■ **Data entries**
▽
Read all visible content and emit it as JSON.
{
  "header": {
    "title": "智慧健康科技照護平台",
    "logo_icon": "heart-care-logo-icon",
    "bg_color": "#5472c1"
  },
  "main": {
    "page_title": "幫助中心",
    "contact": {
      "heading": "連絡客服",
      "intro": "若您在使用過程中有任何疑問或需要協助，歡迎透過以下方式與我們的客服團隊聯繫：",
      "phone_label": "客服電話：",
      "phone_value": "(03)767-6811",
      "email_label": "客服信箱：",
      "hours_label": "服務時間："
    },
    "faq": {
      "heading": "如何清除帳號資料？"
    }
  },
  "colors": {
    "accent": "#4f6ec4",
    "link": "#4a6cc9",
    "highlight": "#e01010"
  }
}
△
▽
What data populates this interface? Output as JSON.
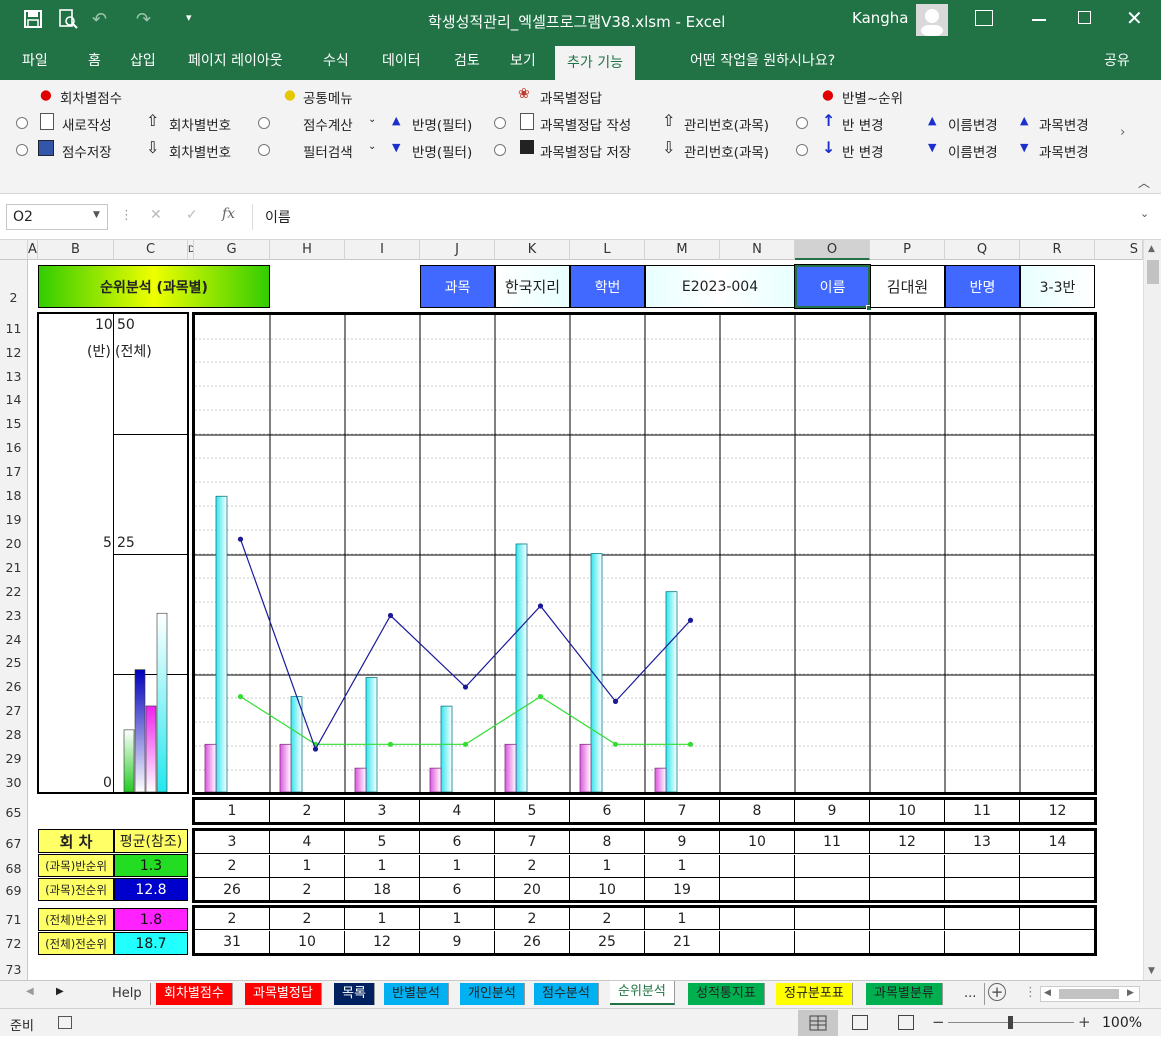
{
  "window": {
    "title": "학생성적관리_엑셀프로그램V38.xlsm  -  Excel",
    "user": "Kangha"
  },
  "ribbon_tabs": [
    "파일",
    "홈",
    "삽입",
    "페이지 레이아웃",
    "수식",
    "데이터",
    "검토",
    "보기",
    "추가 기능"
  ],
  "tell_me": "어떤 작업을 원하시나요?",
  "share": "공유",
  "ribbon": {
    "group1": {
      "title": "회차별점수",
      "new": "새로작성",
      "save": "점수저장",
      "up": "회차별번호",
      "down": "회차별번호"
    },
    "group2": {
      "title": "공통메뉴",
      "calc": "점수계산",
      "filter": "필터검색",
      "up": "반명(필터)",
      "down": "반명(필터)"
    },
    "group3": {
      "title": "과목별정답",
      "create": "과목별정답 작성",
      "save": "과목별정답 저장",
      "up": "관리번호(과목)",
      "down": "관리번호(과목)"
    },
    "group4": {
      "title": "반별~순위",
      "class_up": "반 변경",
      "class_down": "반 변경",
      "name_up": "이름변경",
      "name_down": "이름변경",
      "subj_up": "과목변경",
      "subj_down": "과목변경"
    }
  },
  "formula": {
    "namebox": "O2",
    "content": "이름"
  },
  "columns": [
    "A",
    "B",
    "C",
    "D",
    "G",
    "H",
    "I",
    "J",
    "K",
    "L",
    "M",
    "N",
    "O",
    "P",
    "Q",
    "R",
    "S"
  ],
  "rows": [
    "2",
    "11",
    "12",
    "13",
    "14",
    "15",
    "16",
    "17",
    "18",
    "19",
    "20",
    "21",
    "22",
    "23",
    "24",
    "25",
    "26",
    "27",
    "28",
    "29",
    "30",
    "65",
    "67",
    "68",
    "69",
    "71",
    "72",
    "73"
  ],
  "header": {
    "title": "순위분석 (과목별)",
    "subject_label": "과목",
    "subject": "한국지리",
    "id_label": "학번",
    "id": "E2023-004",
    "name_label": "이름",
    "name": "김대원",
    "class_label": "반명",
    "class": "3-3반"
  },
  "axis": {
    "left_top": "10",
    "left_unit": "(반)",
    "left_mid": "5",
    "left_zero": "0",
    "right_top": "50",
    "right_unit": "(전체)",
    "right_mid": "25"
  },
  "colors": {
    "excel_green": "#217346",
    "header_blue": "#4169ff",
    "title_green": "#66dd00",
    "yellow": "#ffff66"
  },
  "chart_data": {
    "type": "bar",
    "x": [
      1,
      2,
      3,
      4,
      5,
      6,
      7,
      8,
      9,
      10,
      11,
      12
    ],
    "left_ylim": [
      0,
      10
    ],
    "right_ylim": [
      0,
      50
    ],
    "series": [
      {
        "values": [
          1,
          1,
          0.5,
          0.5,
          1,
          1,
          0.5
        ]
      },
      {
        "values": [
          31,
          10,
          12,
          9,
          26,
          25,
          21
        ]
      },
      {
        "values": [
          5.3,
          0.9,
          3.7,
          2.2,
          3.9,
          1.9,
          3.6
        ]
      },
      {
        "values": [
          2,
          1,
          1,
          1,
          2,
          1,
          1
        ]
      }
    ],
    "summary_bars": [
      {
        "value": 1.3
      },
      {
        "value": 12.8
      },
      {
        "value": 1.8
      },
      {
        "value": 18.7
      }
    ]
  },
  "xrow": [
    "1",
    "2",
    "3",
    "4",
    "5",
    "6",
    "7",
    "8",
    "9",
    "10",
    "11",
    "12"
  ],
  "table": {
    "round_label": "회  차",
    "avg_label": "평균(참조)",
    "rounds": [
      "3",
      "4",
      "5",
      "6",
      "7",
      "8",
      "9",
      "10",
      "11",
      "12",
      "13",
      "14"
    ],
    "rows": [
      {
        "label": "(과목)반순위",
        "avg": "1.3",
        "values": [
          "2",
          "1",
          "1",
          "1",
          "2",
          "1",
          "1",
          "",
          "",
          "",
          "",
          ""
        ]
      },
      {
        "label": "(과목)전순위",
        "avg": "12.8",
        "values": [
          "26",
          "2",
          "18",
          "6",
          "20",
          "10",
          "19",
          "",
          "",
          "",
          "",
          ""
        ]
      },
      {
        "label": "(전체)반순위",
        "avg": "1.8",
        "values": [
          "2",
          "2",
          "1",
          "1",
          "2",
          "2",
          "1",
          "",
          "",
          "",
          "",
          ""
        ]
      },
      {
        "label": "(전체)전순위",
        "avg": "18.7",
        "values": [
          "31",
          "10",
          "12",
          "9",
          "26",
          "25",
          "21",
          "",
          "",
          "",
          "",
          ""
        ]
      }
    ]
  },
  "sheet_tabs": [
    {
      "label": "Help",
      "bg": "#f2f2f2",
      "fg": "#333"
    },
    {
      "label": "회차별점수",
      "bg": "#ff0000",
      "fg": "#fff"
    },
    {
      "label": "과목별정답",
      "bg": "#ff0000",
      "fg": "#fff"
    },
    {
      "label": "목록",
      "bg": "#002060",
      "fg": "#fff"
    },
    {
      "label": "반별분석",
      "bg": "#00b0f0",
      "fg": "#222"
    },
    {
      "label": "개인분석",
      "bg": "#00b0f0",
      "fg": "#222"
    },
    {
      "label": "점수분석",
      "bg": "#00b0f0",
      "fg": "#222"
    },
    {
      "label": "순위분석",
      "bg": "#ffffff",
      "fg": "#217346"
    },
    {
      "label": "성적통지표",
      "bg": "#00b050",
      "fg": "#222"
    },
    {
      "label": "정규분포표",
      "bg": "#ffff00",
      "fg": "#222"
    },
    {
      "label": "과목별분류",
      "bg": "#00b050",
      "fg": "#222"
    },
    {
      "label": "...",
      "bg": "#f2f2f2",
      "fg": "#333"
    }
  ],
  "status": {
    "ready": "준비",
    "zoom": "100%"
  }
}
△
▽
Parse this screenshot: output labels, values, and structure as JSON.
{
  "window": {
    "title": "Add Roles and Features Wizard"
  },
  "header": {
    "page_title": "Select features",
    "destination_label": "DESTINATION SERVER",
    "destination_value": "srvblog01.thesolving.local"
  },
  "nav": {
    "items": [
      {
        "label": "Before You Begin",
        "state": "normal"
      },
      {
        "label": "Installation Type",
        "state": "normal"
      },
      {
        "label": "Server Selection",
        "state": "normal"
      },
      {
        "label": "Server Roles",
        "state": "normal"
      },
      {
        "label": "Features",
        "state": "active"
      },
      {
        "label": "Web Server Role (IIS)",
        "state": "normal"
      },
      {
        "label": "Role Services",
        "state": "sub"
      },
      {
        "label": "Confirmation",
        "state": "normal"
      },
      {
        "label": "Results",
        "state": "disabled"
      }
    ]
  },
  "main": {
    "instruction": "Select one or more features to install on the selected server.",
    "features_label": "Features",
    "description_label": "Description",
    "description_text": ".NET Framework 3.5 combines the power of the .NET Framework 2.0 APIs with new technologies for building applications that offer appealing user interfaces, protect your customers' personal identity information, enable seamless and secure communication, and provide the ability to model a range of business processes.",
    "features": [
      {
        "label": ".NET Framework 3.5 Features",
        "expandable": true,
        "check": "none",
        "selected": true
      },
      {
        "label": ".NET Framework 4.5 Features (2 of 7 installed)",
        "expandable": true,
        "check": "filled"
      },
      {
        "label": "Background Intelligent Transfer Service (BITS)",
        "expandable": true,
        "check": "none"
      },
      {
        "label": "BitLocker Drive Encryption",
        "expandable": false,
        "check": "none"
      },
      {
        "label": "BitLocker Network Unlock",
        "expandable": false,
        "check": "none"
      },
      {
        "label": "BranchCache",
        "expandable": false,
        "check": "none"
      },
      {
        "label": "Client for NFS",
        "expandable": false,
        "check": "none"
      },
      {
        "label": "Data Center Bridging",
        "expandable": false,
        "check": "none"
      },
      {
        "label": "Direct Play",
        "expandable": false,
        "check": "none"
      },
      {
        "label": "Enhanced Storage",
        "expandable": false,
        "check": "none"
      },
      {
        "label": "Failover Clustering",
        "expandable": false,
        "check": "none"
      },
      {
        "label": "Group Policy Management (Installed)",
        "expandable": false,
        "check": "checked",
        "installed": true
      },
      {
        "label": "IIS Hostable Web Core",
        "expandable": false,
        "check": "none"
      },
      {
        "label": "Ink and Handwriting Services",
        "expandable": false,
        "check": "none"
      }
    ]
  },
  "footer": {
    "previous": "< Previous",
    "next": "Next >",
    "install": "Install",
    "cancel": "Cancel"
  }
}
△
■ **The exercise**
Collect every line with the string "JSON" from the records, and copy each.

■ **Correct result**
Read all visible content and emit it as JSON.
What data populates this interface? Output as JSON.
Parse this screenshot: output labels, values, and structure as JSON.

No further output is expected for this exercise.